§ **Task brief**: Select the lines that contain "logo" and copy each of them.

§ **Input for this task**:
☆ ☆ ☆ ☆ ☆ ☆ ☆

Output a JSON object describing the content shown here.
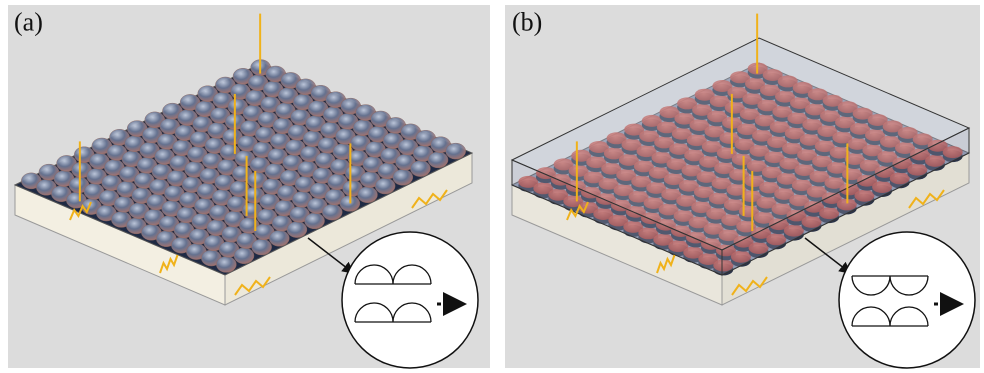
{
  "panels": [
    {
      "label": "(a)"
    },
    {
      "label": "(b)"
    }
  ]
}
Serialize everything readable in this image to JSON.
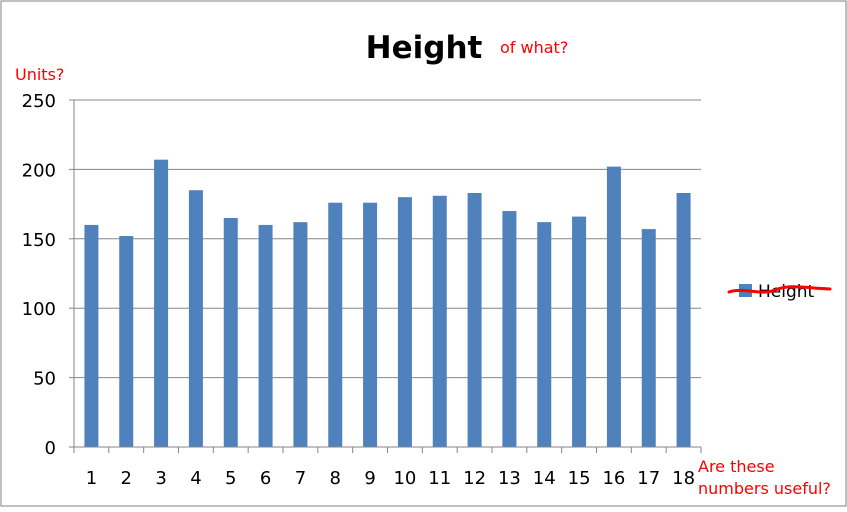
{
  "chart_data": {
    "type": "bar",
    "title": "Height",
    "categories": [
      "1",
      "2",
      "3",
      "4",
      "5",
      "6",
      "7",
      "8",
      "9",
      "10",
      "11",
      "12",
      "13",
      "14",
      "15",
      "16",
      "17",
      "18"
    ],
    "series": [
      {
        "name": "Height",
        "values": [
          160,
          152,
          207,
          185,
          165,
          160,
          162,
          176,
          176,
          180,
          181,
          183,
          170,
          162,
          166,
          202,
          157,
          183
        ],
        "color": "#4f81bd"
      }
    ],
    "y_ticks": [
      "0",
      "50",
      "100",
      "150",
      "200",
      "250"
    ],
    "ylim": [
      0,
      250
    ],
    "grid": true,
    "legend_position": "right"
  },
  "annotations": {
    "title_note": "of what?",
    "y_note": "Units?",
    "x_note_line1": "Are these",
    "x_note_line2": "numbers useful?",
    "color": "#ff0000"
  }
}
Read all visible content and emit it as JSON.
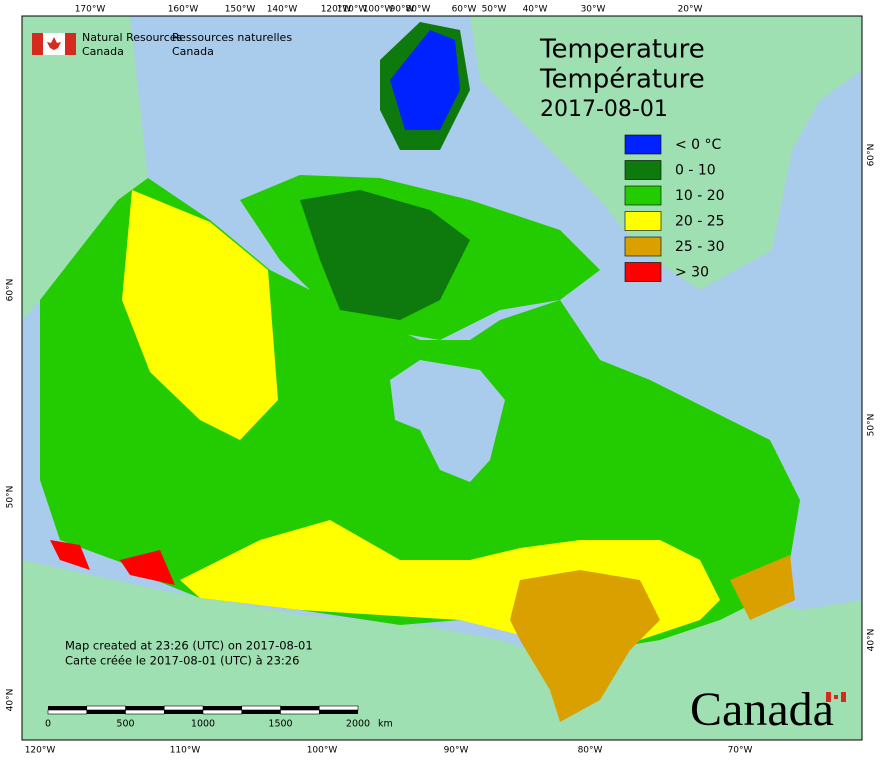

☆ ☆ ☆ ☆ ☆ ☆ ☆

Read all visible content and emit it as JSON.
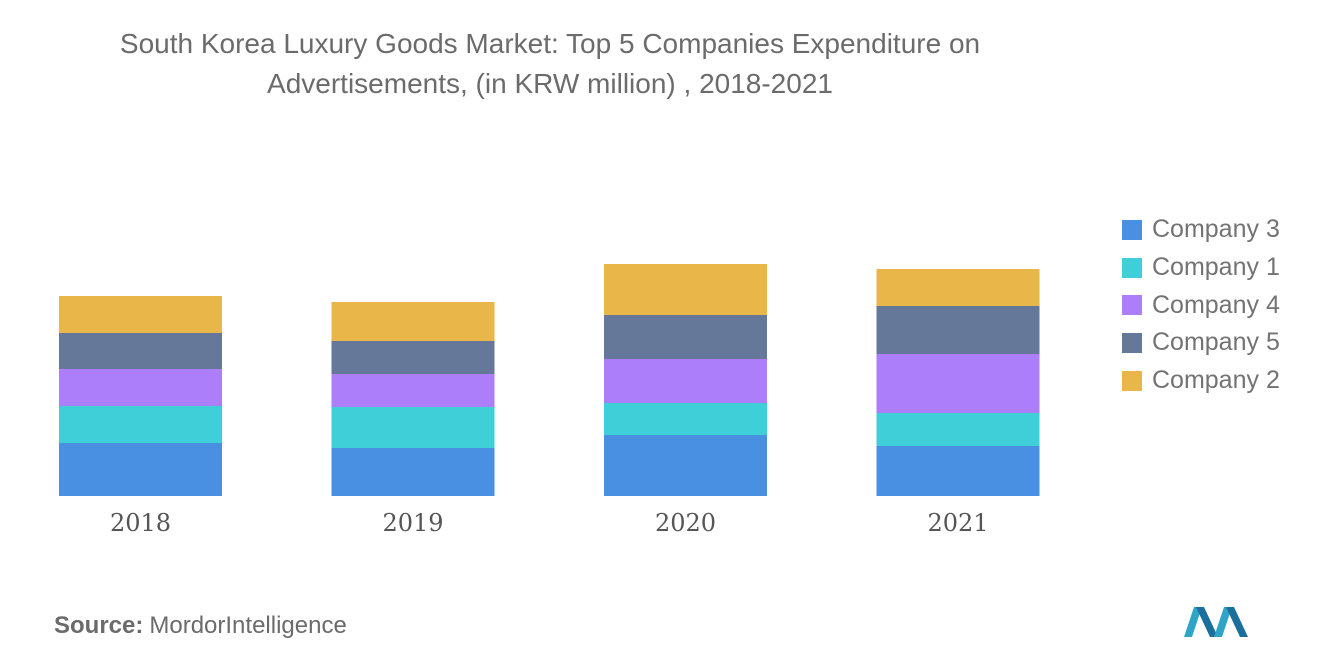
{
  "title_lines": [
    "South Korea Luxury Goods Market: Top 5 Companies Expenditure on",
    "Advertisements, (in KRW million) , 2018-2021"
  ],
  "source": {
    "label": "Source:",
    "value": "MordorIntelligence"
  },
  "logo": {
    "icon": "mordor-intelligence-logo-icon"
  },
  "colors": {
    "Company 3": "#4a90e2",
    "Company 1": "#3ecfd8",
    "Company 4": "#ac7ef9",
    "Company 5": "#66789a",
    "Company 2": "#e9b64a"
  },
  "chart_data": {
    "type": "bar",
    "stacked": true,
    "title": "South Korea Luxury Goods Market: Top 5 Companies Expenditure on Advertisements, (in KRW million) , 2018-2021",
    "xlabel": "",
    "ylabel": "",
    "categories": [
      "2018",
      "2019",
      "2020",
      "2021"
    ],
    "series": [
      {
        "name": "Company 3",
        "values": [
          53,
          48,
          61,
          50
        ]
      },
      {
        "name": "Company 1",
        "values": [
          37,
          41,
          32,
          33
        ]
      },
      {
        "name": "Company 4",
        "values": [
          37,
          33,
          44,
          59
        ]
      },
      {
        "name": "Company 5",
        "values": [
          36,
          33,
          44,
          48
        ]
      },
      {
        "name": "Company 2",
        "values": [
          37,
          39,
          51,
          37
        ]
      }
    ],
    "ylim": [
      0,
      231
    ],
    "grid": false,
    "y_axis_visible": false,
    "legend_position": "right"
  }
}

☆ ☆ ☆ ☆ ☆ ☆ ☆

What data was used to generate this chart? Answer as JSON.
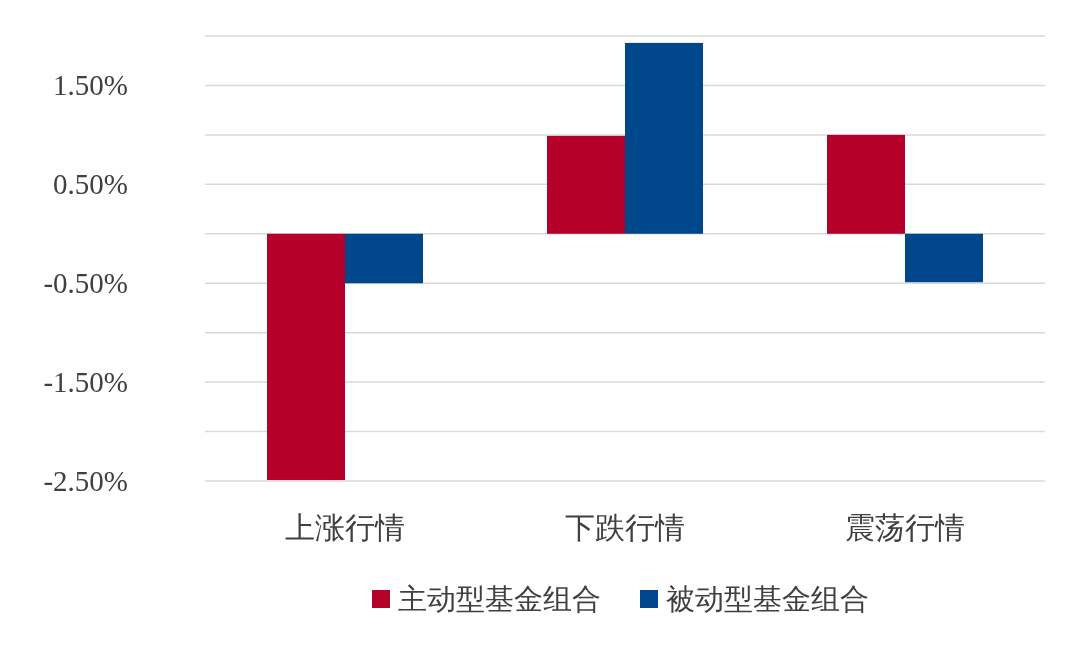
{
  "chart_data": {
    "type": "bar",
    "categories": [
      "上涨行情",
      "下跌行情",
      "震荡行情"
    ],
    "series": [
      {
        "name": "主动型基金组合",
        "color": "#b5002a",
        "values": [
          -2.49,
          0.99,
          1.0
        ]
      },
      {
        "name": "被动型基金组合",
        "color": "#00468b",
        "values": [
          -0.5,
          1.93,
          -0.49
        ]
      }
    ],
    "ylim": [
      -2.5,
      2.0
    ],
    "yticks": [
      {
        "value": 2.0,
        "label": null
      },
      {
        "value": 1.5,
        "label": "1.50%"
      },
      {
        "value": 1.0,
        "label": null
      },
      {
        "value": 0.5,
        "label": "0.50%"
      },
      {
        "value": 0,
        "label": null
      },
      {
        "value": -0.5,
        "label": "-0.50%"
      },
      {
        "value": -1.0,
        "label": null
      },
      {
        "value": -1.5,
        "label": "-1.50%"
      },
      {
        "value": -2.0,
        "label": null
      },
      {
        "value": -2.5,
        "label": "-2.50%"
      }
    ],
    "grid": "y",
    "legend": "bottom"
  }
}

☆ ☆ ☆ ☆ ☆ ☆ ☆

§ **Finished answer**:
  "logo": {
    "icon": "mordor-intelligence-logo-icon"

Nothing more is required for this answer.